■ Job ■
Pull out every line below containing the word "xlabel".
>> start
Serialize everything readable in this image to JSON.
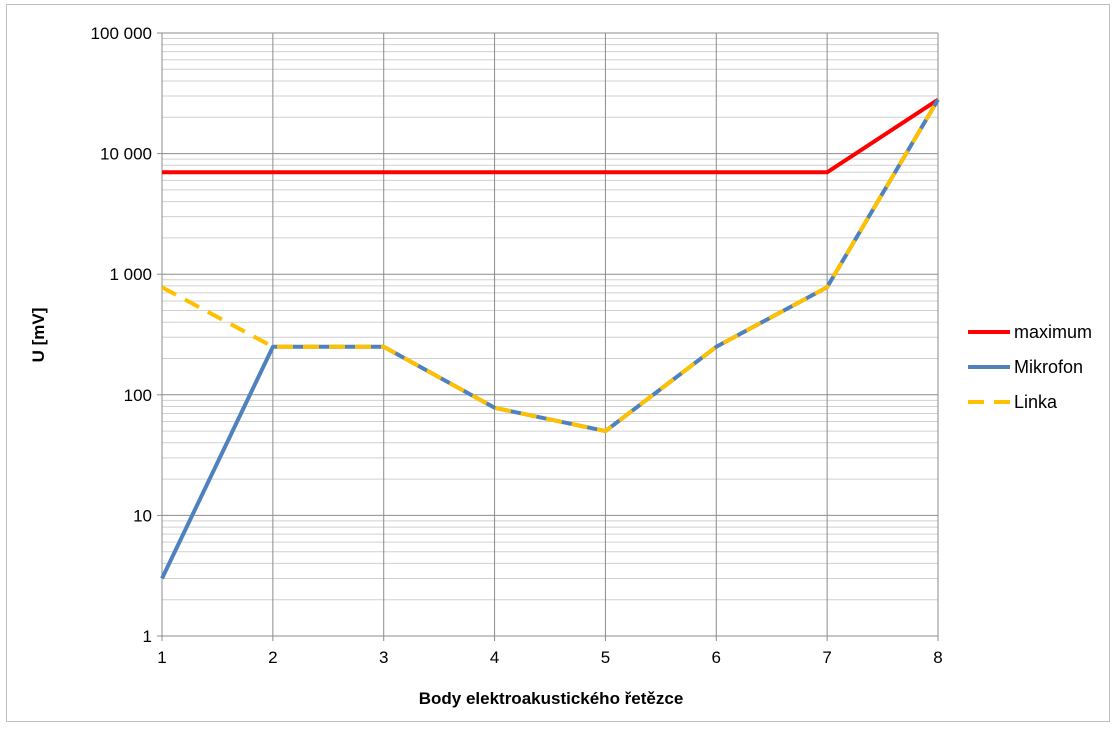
{
  "chart_data": {
    "type": "line",
    "title": "",
    "xlabel": "Body elektroakustického řetězce",
    "ylabel": "U [mV]",
    "x": [
      1,
      2,
      3,
      4,
      5,
      6,
      7,
      8
    ],
    "x_tick_labels": [
      "1",
      "2",
      "3",
      "4",
      "5",
      "6",
      "7",
      "8"
    ],
    "y_scale": "log",
    "ylim": [
      1,
      100000
    ],
    "y_tick_values": [
      1,
      10,
      100,
      1000,
      10000,
      100000
    ],
    "y_tick_labels": [
      "1",
      "10",
      "100",
      "1 000",
      "10 000",
      "100 000"
    ],
    "grid": true,
    "legend_position": "right",
    "series": [
      {
        "name": "maximum",
        "color": "#ff0000",
        "dash": "solid",
        "values": [
          7000,
          7000,
          7000,
          7000,
          7000,
          7000,
          7000,
          28000
        ]
      },
      {
        "name": "Mikrofon",
        "color": "#4f81bd",
        "dash": "solid",
        "values": [
          3,
          250,
          250,
          78,
          50,
          250,
          780,
          28000
        ]
      },
      {
        "name": "Linka",
        "color": "#ffc000",
        "dash": "dashed",
        "values": [
          780,
          250,
          250,
          78,
          50,
          250,
          780,
          28000
        ]
      }
    ]
  }
}
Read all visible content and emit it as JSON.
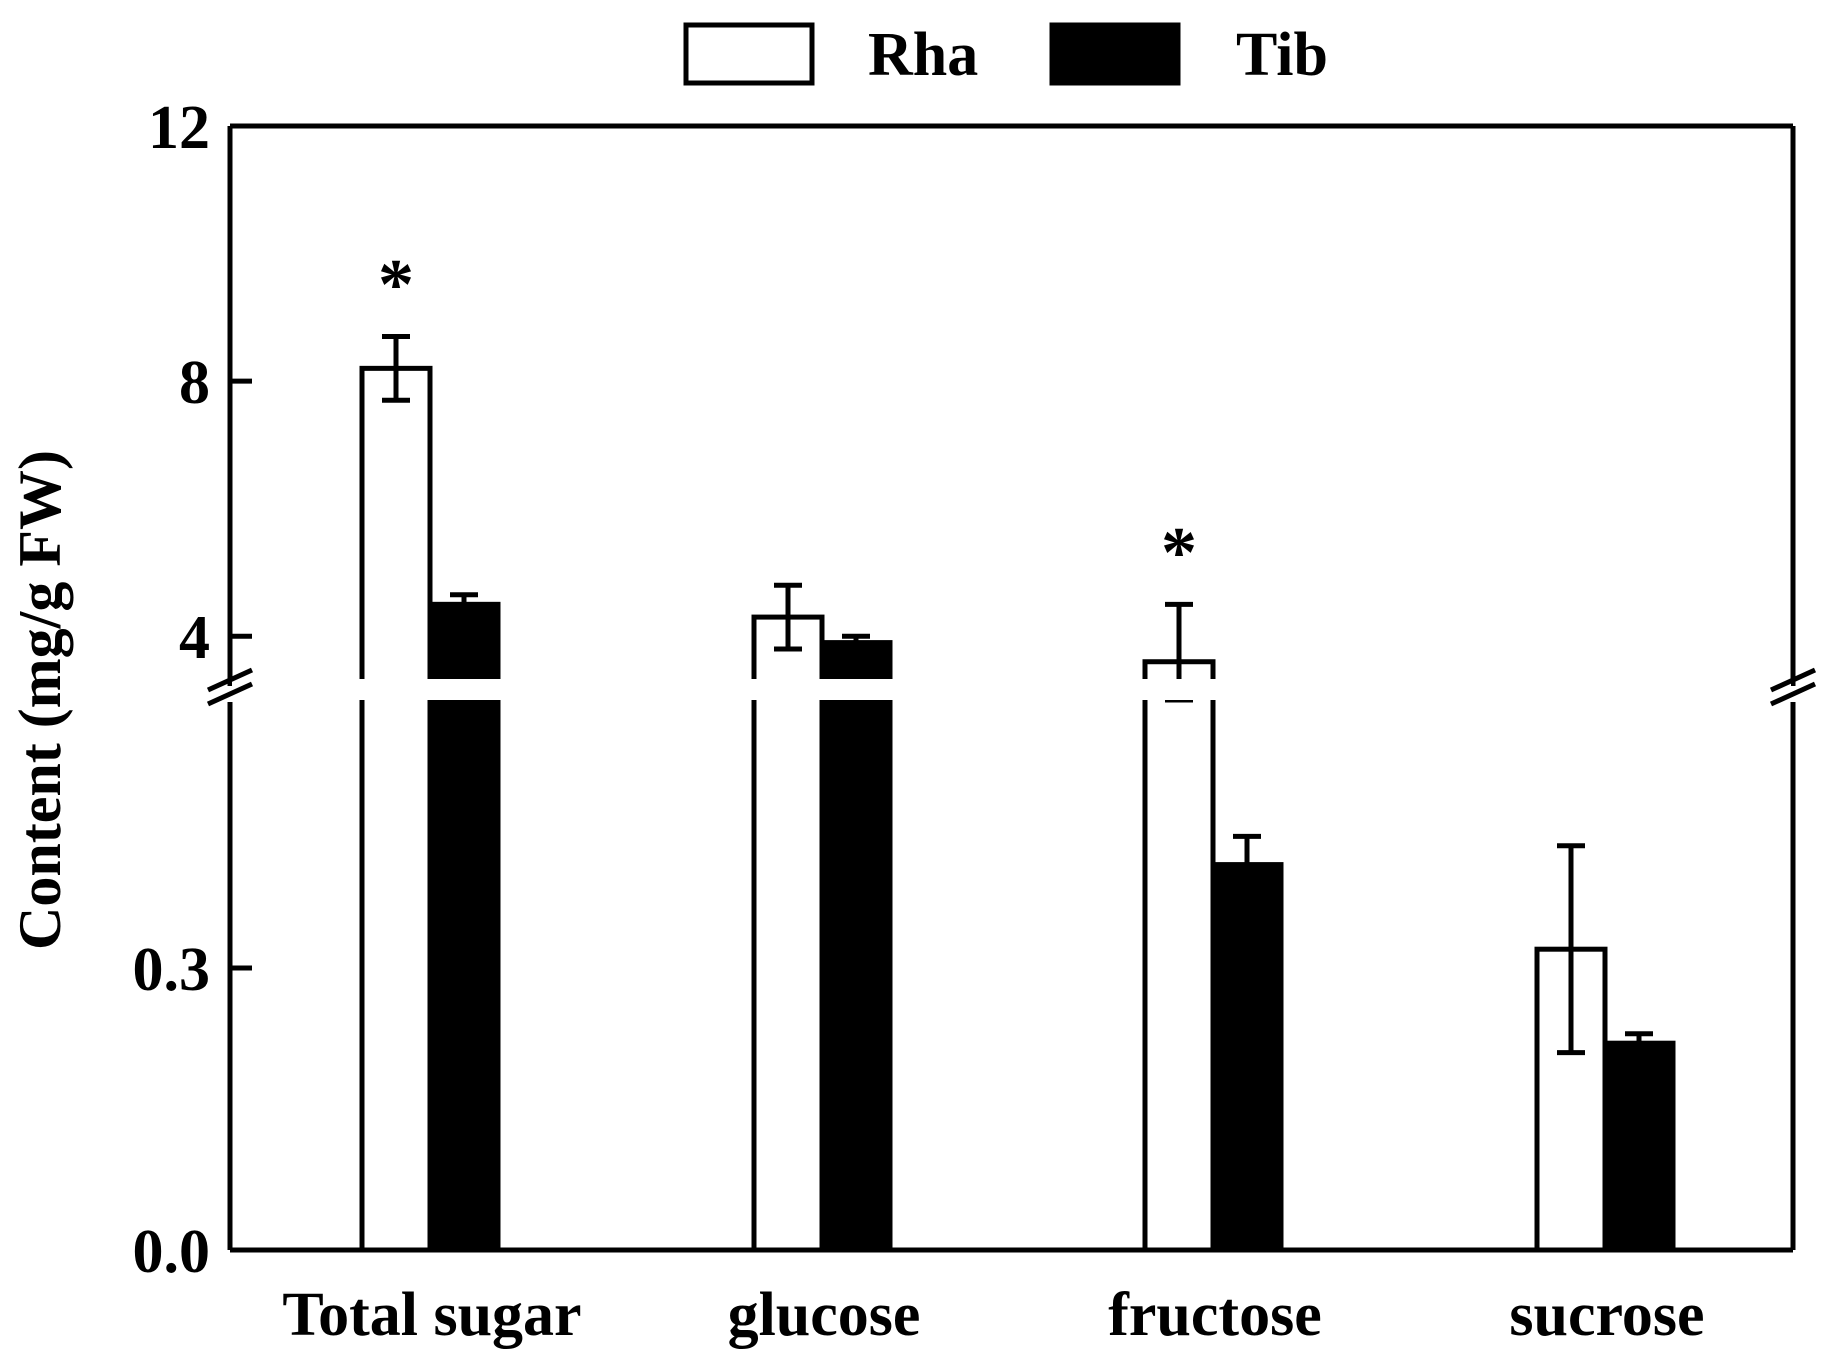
{
  "chart_data": {
    "type": "bar",
    "title": "",
    "xlabel": "",
    "ylabel": "Content (mg/g FW)",
    "categories": [
      "Total sugar",
      "glucose",
      "fructose",
      "sucrose"
    ],
    "series": [
      {
        "name": "Rha",
        "fill": "#ffffff",
        "values": [
          8.2,
          4.3,
          3.6,
          0.32
        ],
        "errors": [
          0.5,
          0.5,
          0.9,
          0.11
        ]
      },
      {
        "name": "Tib",
        "fill": "#000000",
        "values": [
          4.5,
          3.9,
          0.41,
          0.22
        ],
        "errors": [
          0.15,
          0.1,
          0.03,
          0.01
        ]
      }
    ],
    "significance": [
      {
        "category": "Total sugar",
        "series": "Rha",
        "mark": "*"
      },
      {
        "category": "fructose",
        "series": "Rha",
        "mark": "*"
      }
    ],
    "y_axis": {
      "broken": true,
      "lower_segment": {
        "ylim": [
          0.0,
          0.6
        ],
        "ticks": [
          0.0,
          0.3
        ],
        "tick_labels": [
          "0.0",
          "0.3"
        ]
      },
      "upper_segment": {
        "ylim": [
          3.0,
          12.0
        ],
        "ticks": [
          4,
          8,
          12
        ],
        "tick_labels": [
          "4",
          "8",
          "12"
        ]
      }
    },
    "legend": {
      "placement": "top-center",
      "entries": [
        "Rha",
        "Tib"
      ]
    },
    "grid": false
  }
}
>> end
■ Final result ■
    "xlabel": "Body elektroakustického řetězce",
    "xlabel": "",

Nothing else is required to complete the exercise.